» Stated goal
Leaving out the pictures, transcribe all of the records faithfully.

» Excerpted data
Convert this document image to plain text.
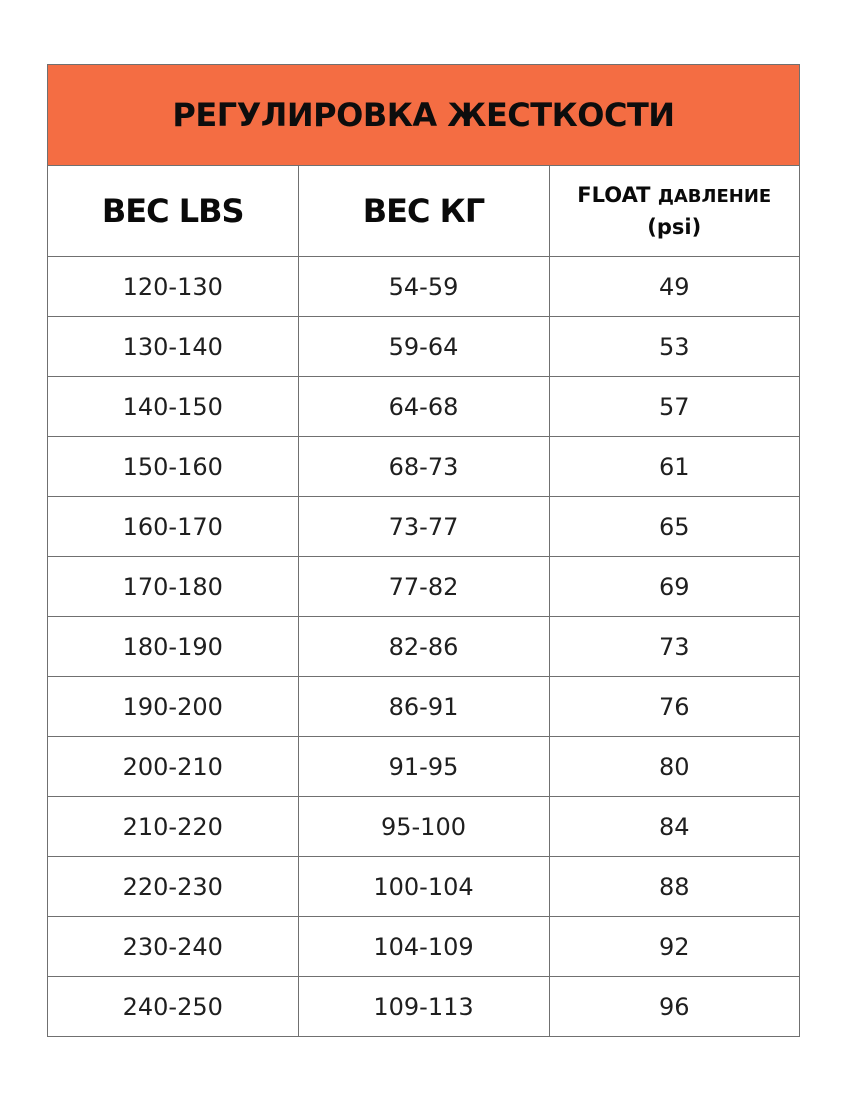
РЕГУЛИРОВКА ЖЕСТКОСТИ
ВЕС LBS	ВЕС КГ	FLOAT ДАВЛЕНИЕ
(psi)
120-130	54-59	49
130-140	59-64	53
140-150	64-68	57
150-160	68-73	61
160-170	73-77	65
170-180	77-82	69
180-190	82-86	73
190-200	86-91	76
200-210	91-95	80
210-220	95-100	84
220-230	100-104	88
230-240	104-109	92
240-250	109-113	96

» Full solution
Convert this document image to plain text.
РЕГУЛИРОВКА ЖЕСТКОСТИ
ВЕС LBS	ВЕС КГ	FLOAT ДАВЛЕНИЕ
(psi)
120-130	54-59	49
130-140	59-64	53
140-150	64-68	57
150-160	68-73	61
160-170	73-77	65
170-180	77-82	69
180-190	82-86	73
190-200	86-91	76
200-210	91-95	80
210-220	95-100	84
220-230	100-104	88
230-240	104-109	92
240-250	109-113	96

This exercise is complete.